== EXERCISE GOAL ==
Every entry must be given again exactly.

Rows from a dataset
▽

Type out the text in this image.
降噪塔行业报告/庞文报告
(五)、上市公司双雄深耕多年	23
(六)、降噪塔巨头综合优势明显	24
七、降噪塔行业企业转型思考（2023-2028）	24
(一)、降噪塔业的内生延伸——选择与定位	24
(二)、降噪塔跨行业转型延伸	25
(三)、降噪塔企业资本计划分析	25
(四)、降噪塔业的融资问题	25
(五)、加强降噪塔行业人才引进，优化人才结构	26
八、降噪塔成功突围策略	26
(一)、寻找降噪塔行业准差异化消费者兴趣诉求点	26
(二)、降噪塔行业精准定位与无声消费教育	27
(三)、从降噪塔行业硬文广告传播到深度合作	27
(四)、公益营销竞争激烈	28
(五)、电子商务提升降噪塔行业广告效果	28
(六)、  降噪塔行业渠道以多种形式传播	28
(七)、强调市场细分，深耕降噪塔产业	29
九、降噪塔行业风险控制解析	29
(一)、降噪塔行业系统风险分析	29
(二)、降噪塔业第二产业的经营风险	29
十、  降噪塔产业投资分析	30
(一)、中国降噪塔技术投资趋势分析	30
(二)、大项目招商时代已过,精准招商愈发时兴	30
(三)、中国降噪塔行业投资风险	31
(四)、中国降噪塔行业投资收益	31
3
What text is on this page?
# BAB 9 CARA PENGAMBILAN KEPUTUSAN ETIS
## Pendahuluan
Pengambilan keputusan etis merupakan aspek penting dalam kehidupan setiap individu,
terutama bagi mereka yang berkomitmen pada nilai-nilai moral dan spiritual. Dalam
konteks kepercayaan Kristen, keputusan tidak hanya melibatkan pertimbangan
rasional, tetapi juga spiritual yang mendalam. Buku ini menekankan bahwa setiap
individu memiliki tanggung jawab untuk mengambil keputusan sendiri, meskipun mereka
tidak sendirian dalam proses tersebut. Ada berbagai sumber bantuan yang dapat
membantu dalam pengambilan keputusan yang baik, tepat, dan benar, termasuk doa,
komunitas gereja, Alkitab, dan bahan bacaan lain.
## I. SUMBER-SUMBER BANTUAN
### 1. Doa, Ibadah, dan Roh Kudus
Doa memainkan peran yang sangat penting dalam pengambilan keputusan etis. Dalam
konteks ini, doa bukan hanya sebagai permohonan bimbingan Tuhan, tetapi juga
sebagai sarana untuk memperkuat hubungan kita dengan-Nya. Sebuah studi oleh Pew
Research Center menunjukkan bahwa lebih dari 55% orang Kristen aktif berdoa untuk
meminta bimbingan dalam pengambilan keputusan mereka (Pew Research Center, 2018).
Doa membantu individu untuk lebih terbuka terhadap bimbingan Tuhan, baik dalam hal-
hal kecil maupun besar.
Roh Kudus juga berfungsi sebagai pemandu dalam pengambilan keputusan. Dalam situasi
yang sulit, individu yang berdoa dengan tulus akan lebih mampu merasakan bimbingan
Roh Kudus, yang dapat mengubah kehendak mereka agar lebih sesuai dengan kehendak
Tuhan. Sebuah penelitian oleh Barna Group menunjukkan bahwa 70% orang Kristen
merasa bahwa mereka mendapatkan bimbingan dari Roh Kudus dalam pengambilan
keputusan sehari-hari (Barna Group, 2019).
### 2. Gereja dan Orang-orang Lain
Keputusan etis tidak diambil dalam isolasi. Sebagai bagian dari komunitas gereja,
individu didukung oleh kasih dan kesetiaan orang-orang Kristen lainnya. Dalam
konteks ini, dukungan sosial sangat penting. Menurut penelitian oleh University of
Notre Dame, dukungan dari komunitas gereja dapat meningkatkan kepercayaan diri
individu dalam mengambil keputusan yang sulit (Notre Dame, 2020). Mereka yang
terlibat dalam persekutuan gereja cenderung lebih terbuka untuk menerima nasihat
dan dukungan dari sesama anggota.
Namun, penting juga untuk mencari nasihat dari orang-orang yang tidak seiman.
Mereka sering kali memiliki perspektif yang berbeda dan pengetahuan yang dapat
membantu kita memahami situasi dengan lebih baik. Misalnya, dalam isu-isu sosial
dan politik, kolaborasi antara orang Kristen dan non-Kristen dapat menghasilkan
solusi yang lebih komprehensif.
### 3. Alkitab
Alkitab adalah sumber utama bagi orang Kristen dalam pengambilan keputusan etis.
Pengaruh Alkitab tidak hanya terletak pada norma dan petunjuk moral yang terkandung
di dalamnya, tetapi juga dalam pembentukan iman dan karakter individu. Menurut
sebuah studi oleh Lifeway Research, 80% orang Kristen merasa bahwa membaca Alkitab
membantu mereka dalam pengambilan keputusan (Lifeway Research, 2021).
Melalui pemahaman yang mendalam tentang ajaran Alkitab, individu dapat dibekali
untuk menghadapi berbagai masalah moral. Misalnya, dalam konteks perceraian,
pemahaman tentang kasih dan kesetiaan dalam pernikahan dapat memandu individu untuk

△

== FULL RESPONSE ==
Type out the text in this image.
降噪塔行业报告/庞文报告
(五)、上市公司双雄深耕多年	23
(六)、降噪塔巨头综合优势明显	24
七、降噪塔行业企业转型思考（2023-2028）	24
(一)、降噪塔业的内生延伸——选择与定位	24
(二)、降噪塔跨行业转型延伸	25
(三)、降噪塔企业资本计划分析	25
(四)、降噪塔业的融资问题	25
(五)、加强降噪塔行业人才引进，优化人才结构	26
八、降噪塔成功突围策略	26
(一)、寻找降噪塔行业准差异化消费者兴趣诉求点	26
(二)、降噪塔行业精准定位与无声消费教育	27
(三)、从降噪塔行业硬文广告传播到深度合作	27
(四)、公益营销竞争激烈	28
(五)、电子商务提升降噪塔行业广告效果	28
(六)、  降噪塔行业渠道以多种形式传播	28
(七)、强调市场细分，深耕降噪塔产业	29
九、降噪塔行业风险控制解析	29
(一)、降噪塔行业系统风险分析	29
(二)、降噪塔业第二产业的经营风险	29
十、  降噪塔产业投资分析	30
(一)、中国降噪塔技术投资趋势分析	30
(二)、大项目招商时代已过,精准招商愈发时兴	30
(三)、中国降噪塔行业投资风险	31
(四)、中国降噪塔行业投资收益	31
3
What text is on this page?
# BAB 9 CARA PENGAMBILAN KEPUTUSAN ETIS
## Pendahuluan
Pengambilan keputusan etis merupakan aspek penting dalam kehidupan setiap individu,
terutama bagi mereka yang berkomitmen pada nilai-nilai moral dan spiritual. Dalam
konteks kepercayaan Kristen, keputusan tidak hanya melibatkan pertimbangan
rasional, tetapi juga spiritual yang mendalam. Buku ini menekankan bahwa setiap
individu memiliki tanggung jawab untuk mengambil keputusan sendiri, meskipun mereka
tidak sendirian dalam proses tersebut. Ada berbagai sumber bantuan yang dapat
membantu dalam pengambilan keputusan yang baik, tepat, dan benar, termasuk doa,
komunitas gereja, Alkitab, dan bahan bacaan lain.
## I. SUMBER-SUMBER BANTUAN
### 1. Doa, Ibadah, dan Roh Kudus
Doa memainkan peran yang sangat penting dalam pengambilan keputusan etis. Dalam
konteks ini, doa bukan hanya sebagai permohonan bimbingan Tuhan, tetapi juga
sebagai sarana untuk memperkuat hubungan kita dengan-Nya. Sebuah studi oleh Pew
Research Center menunjukkan bahwa lebih dari 55% orang Kristen aktif berdoa untuk
meminta bimbingan dalam pengambilan keputusan mereka (Pew Research Center, 2018).
Doa membantu individu untuk lebih terbuka terhadap bimbingan Tuhan, baik dalam hal-
hal kecil maupun besar.
Roh Kudus juga berfungsi sebagai pemandu dalam pengambilan keputusan. Dalam situasi
yang sulit, individu yang berdoa dengan tulus akan lebih mampu merasakan bimbingan
Roh Kudus, yang dapat mengubah kehendak mereka agar lebih sesuai dengan kehendak
Tuhan. Sebuah penelitian oleh Barna Group menunjukkan bahwa 70% orang Kristen
merasa bahwa mereka mendapatkan bimbingan dari Roh Kudus dalam pengambilan
keputusan sehari-hari (Barna Group, 2019).
### 2. Gereja dan Orang-orang Lain
Keputusan etis tidak diambil dalam isolasi. Sebagai bagian dari komunitas gereja,
individu didukung oleh kasih dan kesetiaan orang-orang Kristen lainnya. Dalam
konteks ini, dukungan sosial sangat penting. Menurut penelitian oleh University of
Notre Dame, dukungan dari komunitas gereja dapat meningkatkan kepercayaan diri
individu dalam mengambil keputusan yang sulit (Notre Dame, 2020). Mereka yang
terlibat dalam persekutuan gereja cenderung lebih terbuka untuk menerima nasihat
dan dukungan dari sesama anggota.
Namun, penting juga untuk mencari nasihat dari orang-orang yang tidak seiman.
Mereka sering kali memiliki perspektif yang berbeda dan pengetahuan yang dapat
membantu kita memahami situasi dengan lebih baik. Misalnya, dalam isu-isu sosial
dan politik, kolaborasi antara orang Kristen dan non-Kristen dapat menghasilkan
solusi yang lebih komprehensif.
### 3. Alkitab
Alkitab adalah sumber utama bagi orang Kristen dalam pengambilan keputusan etis.
Pengaruh Alkitab tidak hanya terletak pada norma dan petunjuk moral yang terkandung
di dalamnya, tetapi juga dalam pembentukan iman dan karakter individu. Menurut
sebuah studi oleh Lifeway Research, 80% orang Kristen merasa bahwa membaca Alkitab
membantu mereka dalam pengambilan keputusan (Lifeway Research, 2021).
Melalui pemahaman yang mendalam tentang ajaran Alkitab, individu dapat dibekali
untuk menghadapi berbagai masalah moral. Misalnya, dalam konteks perceraian,
pemahaman tentang kasih dan kesetiaan dalam pernikahan dapat memandu individu untuk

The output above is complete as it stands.